[Collected data]
::::::
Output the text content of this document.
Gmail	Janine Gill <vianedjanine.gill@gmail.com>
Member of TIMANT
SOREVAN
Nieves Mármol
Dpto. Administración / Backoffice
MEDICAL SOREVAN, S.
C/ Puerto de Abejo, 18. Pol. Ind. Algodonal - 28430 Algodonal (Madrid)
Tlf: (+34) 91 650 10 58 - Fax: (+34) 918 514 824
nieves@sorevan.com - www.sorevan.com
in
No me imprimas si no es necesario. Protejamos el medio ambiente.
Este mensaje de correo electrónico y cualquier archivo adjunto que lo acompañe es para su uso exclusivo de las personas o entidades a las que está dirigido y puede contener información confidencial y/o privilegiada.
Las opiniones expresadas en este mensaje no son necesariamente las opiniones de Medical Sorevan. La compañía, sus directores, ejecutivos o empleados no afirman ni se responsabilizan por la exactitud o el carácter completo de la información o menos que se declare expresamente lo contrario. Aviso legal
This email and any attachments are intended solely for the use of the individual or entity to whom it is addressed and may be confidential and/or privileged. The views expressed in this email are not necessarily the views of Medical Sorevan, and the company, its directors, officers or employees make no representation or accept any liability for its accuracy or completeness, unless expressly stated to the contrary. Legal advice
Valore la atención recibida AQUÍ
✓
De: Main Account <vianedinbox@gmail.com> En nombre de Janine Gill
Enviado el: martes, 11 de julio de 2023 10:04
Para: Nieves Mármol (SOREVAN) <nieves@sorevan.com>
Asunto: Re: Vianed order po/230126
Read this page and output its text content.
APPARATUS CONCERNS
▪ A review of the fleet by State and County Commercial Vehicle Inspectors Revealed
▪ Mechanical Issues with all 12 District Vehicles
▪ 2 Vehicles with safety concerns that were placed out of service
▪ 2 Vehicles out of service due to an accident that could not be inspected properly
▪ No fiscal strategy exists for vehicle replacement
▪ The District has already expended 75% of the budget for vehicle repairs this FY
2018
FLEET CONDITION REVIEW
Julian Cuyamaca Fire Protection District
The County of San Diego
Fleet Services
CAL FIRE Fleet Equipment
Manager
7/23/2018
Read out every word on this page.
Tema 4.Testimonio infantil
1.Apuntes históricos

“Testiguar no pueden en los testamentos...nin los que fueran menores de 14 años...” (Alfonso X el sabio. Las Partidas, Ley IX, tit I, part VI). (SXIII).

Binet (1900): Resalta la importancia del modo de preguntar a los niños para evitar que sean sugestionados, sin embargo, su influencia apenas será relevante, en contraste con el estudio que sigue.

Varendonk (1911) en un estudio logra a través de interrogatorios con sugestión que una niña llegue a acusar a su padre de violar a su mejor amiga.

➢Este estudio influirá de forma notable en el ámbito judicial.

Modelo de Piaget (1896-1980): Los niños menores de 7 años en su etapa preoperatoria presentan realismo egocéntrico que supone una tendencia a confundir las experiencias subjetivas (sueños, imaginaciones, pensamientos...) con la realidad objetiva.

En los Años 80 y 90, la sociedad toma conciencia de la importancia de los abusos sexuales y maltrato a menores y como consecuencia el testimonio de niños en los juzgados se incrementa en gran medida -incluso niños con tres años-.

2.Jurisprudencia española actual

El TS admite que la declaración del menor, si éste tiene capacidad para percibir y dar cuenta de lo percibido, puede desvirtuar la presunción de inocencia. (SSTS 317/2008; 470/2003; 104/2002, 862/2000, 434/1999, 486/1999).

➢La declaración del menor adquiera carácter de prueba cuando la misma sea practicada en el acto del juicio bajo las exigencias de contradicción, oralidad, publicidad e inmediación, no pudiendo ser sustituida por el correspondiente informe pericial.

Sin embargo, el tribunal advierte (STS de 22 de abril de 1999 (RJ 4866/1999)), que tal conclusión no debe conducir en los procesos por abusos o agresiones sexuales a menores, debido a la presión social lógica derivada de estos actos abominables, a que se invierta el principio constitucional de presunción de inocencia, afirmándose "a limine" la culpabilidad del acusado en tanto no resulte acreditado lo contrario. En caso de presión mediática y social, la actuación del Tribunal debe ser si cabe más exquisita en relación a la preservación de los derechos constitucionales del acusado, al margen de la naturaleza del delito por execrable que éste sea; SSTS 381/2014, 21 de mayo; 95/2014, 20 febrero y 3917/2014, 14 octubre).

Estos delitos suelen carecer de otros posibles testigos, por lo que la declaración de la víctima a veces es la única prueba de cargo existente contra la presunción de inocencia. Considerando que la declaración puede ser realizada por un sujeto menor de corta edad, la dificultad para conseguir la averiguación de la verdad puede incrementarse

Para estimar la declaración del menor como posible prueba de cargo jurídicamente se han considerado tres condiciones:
::::::
# Task objective
In the records above, find each line that holds the word "cargo"; copy all such lines.

# Result below
Estos delitos suelen carecer de otros posibles testigos, por lo que la declaración de la víctima a veces es la única prueba de cargo existente contra la presunción de inocencia. Considerando que la declaración puede ser realizada por un sujeto menor de corta edad, la dificultad para conseguir la averiguación de la verdad puede incrementarse
Para estimar la declaración del menor como posible prueba de cargo jurídicamente se han considerado tres condiciones:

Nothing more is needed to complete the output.